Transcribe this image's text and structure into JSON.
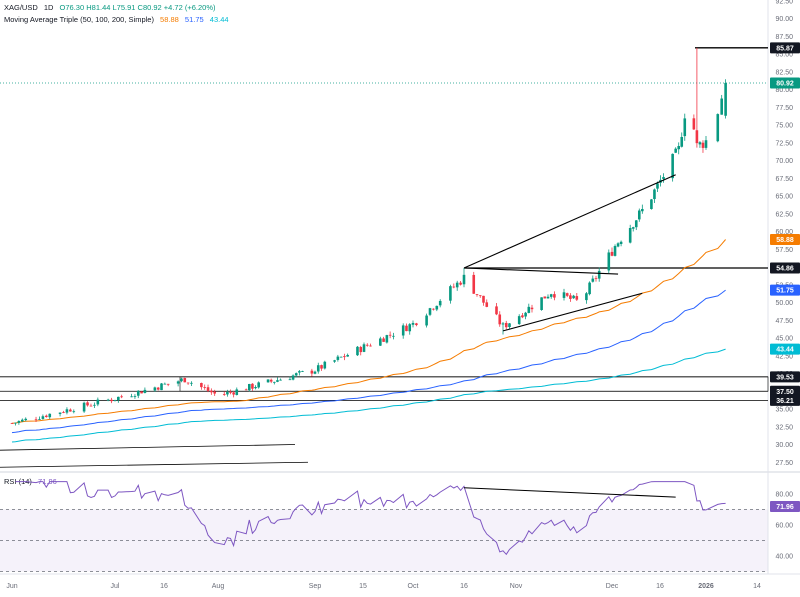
{
  "header": {
    "symbol": "XAG/USD",
    "interval": "1D",
    "ohlc": "O76.30 H81.44 L75.91 C80.92 +4.72 (+6.20%)",
    "ma_label": "Moving Average Triple (50, 100, 200, Simple)",
    "ma_values": [
      "58.88",
      "51.75",
      "43.44"
    ],
    "rsi_label": "RSI (14)",
    "rsi_value": "71.96"
  },
  "colors": {
    "up": "#089981",
    "down": "#f23645",
    "ma50": "#f57c00",
    "ma100": "#2962ff",
    "ma200": "#00bcd4",
    "rsi": "#7e57c2",
    "trendline": "#000000",
    "grid_dots": "#9aa0a6"
  },
  "chart_data": [
    {
      "type": "candlestick",
      "title": "",
      "price_axis_ticks": [
        "27.50",
        "30.00",
        "32.50",
        "35.00",
        "37.50",
        "40.00",
        "42.50",
        "45.00",
        "47.50",
        "50.00",
        "52.50",
        "55.00",
        "57.50",
        "60.00",
        "62.50",
        "65.00",
        "67.50",
        "70.00",
        "72.50",
        "75.00",
        "77.50",
        "80.00",
        "82.50",
        "85.00",
        "87.50",
        "90.00",
        "92.50"
      ],
      "ylim": [
        26.0,
        93.5
      ],
      "time_axis_labels": [
        "Jun",
        "Jul",
        "16",
        "Aug",
        "Sep",
        "15",
        "Oct",
        "16",
        "Nov",
        "Dec",
        "16",
        "2026",
        "14"
      ],
      "price_labels": [
        {
          "value": 85.87,
          "text": "85.87",
          "style": "black"
        },
        {
          "value": 80.92,
          "text": "80.92",
          "style": "green"
        },
        {
          "value": 58.88,
          "text": "58.88",
          "style": "orange"
        },
        {
          "value": 54.86,
          "text": "54.86",
          "style": "black"
        },
        {
          "value": 51.75,
          "text": "51.75",
          "style": "blue"
        },
        {
          "value": 43.44,
          "text": "43.44",
          "style": "teal"
        },
        {
          "value": 39.53,
          "text": "39.53",
          "style": "black"
        },
        {
          "value": 37.5,
          "text": "37.50",
          "style": "black"
        },
        {
          "value": 36.21,
          "text": "36.21",
          "style": "black"
        }
      ],
      "horizontal_levels": [
        85.87,
        54.86,
        39.53,
        37.5,
        36.21
      ],
      "last_price_line": 80.92,
      "moving_averages": [
        {
          "period": 50,
          "name": "MA 50",
          "last": 58.88
        },
        {
          "period": 100,
          "name": "MA 100",
          "last": 51.75
        },
        {
          "period": 200,
          "name": "MA 200",
          "last": 43.44
        }
      ],
      "trendlines": [
        {
          "from": [
            "Oct 16",
            54.86
          ],
          "to": [
            "Dec 22",
            68.0
          ]
        },
        {
          "from": [
            "Oct 16",
            54.86
          ],
          "to": [
            "Dec 3",
            54.0
          ]
        },
        {
          "from": [
            "Oct 28",
            46.0
          ],
          "to": [
            "Dec 11",
            51.3
          ]
        }
      ],
      "candles_key_points": [
        {
          "date": "Jun 1",
          "close": 33.0
        },
        {
          "date": "Jul 1",
          "close": 36.5
        },
        {
          "date": "Jul 22",
          "close": 39.2
        },
        {
          "date": "Aug 1",
          "close": 36.9
        },
        {
          "date": "Sep 1",
          "close": 40.5
        },
        {
          "date": "Oct 1",
          "close": 47.0
        },
        {
          "date": "Oct 16",
          "close": 53.5,
          "high": 54.86
        },
        {
          "date": "Oct 28",
          "close": 46.6,
          "low": 45.5
        },
        {
          "date": "Nov 12",
          "close": 51.5
        },
        {
          "date": "Nov 21",
          "close": 50.0
        },
        {
          "date": "Dec 2",
          "close": 58.0
        },
        {
          "date": "Dec 12",
          "close": 63.5
        },
        {
          "date": "Dec 23",
          "close": 71.5
        },
        {
          "date": "Dec 26",
          "close": 79.3
        },
        {
          "date": "Dec 29",
          "close": 72.0,
          "high": 85.87
        },
        {
          "date": "Jan 2",
          "close": 73.0
        },
        {
          "date": "Jan 6",
          "close": 80.92,
          "high": 81.44,
          "low": 75.91,
          "open": 76.3
        }
      ]
    },
    {
      "type": "line",
      "title": "",
      "series": [
        {
          "name": "RSI (14)",
          "last": 71.96
        }
      ],
      "rsi_axis_ticks": [
        "40.00",
        "60.00",
        "80.00"
      ],
      "ylim": [
        28,
        90
      ],
      "levels": [
        70,
        50,
        30
      ],
      "price_labels": [
        {
          "value": 71.96,
          "text": "71.96",
          "style": "purple"
        }
      ],
      "divergence_line": {
        "from": [
          "Oct 16",
          84.0
        ],
        "to": [
          "Dec 22",
          78.0
        ]
      }
    }
  ]
}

^^^^

Check every line of the data above for the string "text", and copy those that have it.

Transcribe this image's text and structure into JSON.
          "text": "85.87",
          "text": "80.92",
          "text": "58.88",
          "text": "54.86",
          "text": "51.75",
          "text": "43.44",
          "text": "39.53",
          "text": "37.50",
          "text": "36.21",
          "text": "71.96",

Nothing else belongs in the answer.